++++ DATASET RECORDS
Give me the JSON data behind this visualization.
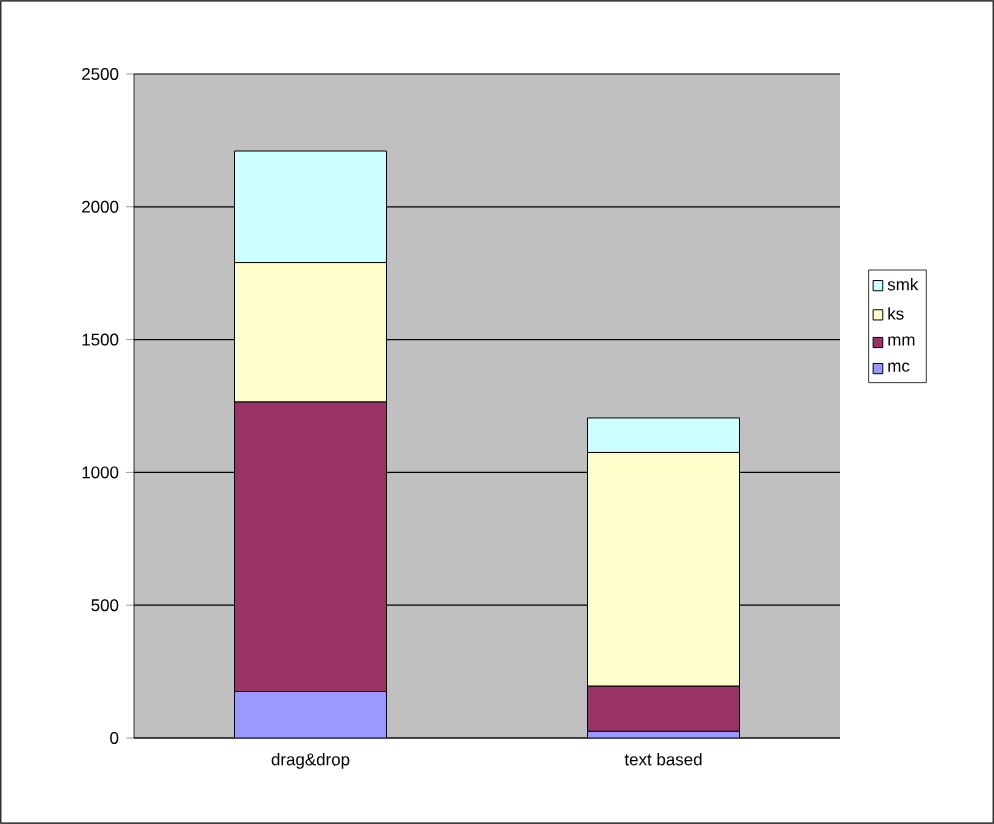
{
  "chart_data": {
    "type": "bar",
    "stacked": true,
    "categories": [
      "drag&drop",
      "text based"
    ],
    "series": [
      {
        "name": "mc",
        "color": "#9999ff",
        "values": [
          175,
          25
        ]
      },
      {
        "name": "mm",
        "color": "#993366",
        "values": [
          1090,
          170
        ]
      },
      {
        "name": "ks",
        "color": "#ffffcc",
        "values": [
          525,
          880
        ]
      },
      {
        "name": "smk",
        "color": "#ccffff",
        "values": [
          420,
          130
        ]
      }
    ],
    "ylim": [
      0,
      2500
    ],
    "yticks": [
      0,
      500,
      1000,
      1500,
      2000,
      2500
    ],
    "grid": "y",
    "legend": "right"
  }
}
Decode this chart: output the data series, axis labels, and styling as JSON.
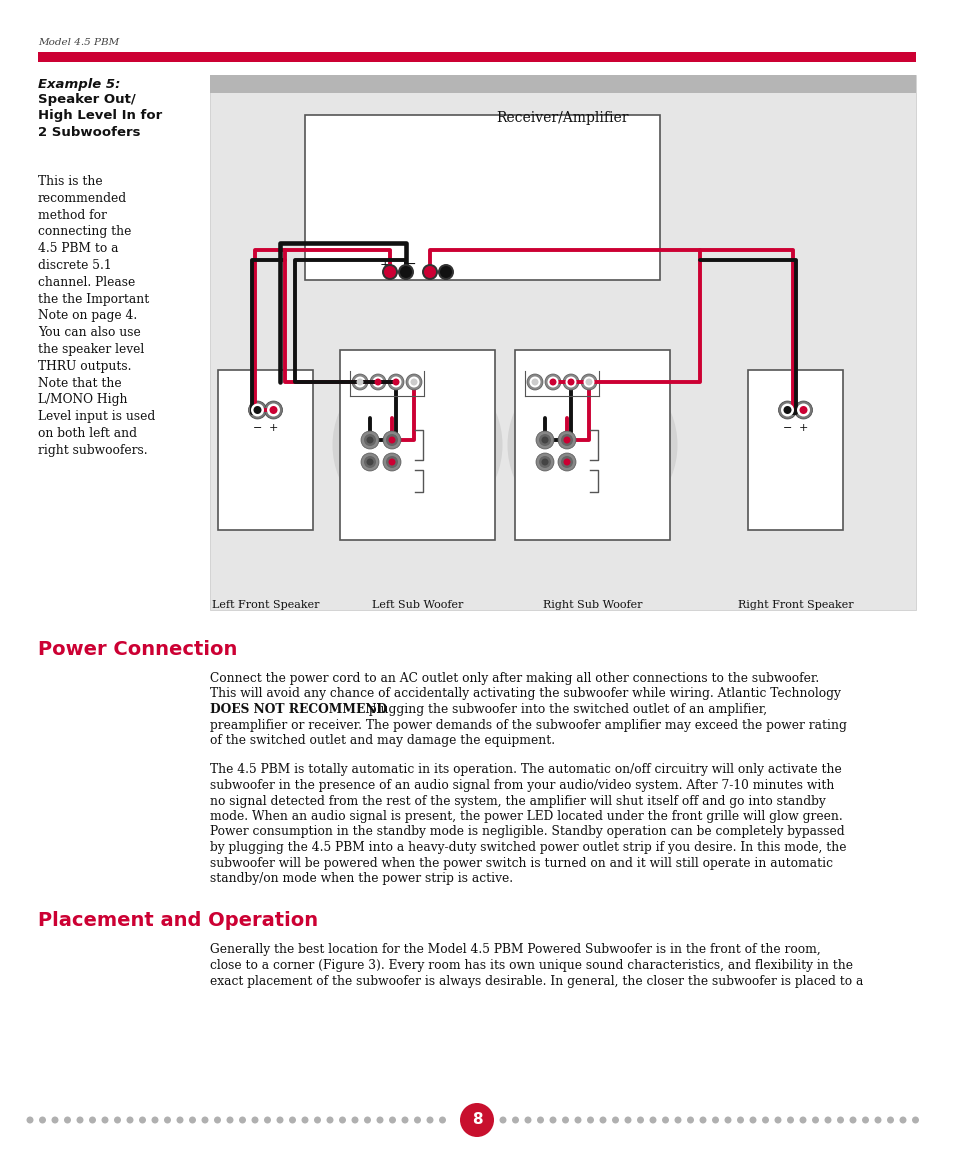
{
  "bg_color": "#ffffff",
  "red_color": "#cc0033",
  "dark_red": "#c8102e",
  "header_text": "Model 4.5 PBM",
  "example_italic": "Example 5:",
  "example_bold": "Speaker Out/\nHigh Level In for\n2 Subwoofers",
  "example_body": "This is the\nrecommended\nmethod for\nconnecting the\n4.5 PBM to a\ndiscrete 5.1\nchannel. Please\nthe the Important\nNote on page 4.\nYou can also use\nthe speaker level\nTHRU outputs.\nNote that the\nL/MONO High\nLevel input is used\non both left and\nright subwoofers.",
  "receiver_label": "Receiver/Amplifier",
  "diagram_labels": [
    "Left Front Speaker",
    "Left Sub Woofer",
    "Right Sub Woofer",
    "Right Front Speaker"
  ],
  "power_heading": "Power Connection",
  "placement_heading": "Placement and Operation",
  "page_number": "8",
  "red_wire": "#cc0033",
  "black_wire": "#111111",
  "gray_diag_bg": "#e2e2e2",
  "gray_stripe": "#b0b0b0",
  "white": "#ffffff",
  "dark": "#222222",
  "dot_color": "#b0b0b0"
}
++++++++
◆ WRITTEN PROBLEM:
Repeat every record precisely. Any picture among them stays out of the copy.

◆ FULL RESPONSE:
Give me the JSON data behind this visualization.
{
  "chart_data": {
    "type": "bar",
    "stacked": true,
    "categories": [
      "drag&drop",
      "text based"
    ],
    "series": [
      {
        "name": "mc",
        "color": "#9999ff",
        "values": [
          175,
          25
        ]
      },
      {
        "name": "mm",
        "color": "#993366",
        "values": [
          1090,
          170
        ]
      },
      {
        "name": "ks",
        "color": "#ffffcc",
        "values": [
          525,
          880
        ]
      },
      {
        "name": "smk",
        "color": "#ccffff",
        "values": [
          420,
          130
        ]
      }
    ],
    "ylim": [
      0,
      2500
    ],
    "yticks": [
      0,
      500,
      1000,
      1500,
      2000,
      2500
    ],
    "grid": "y",
    "legend": "right"
  }
}
Decode this chart: output the data series, axis labels, and styling as JSON.
{
  "bg_color": "#ffffff",
  "red_color": "#cc0033",
  "dark_red": "#c8102e",
  "header_text": "Model 4.5 PBM",
  "example_italic": "Example 5:",
  "example_bold": "Speaker Out/\nHigh Level In for\n2 Subwoofers",
  "example_body": "This is the\nrecommended\nmethod for\nconnecting the\n4.5 PBM to a\ndiscrete 5.1\nchannel. Please\nthe the Important\nNote on page 4.\nYou can also use\nthe speaker level\nTHRU outputs.\nNote that the\nL/MONO High\nLevel input is used\non both left and\nright subwoofers.",
  "receiver_label": "Receiver/Amplifier",
  "diagram_labels": [
    "Left Front Speaker",
    "Left Sub Woofer",
    "Right Sub Woofer",
    "Right Front Speaker"
  ],
  "power_heading": "Power Connection",
  "placement_heading": "Placement and Operation",
  "page_number": "8",
  "red_wire": "#cc0033",
  "black_wire": "#111111",
  "gray_diag_bg": "#e2e2e2",
  "gray_stripe": "#b0b0b0",
  "white": "#ffffff",
  "dark": "#222222",
  "dot_color": "#b0b0b0"
}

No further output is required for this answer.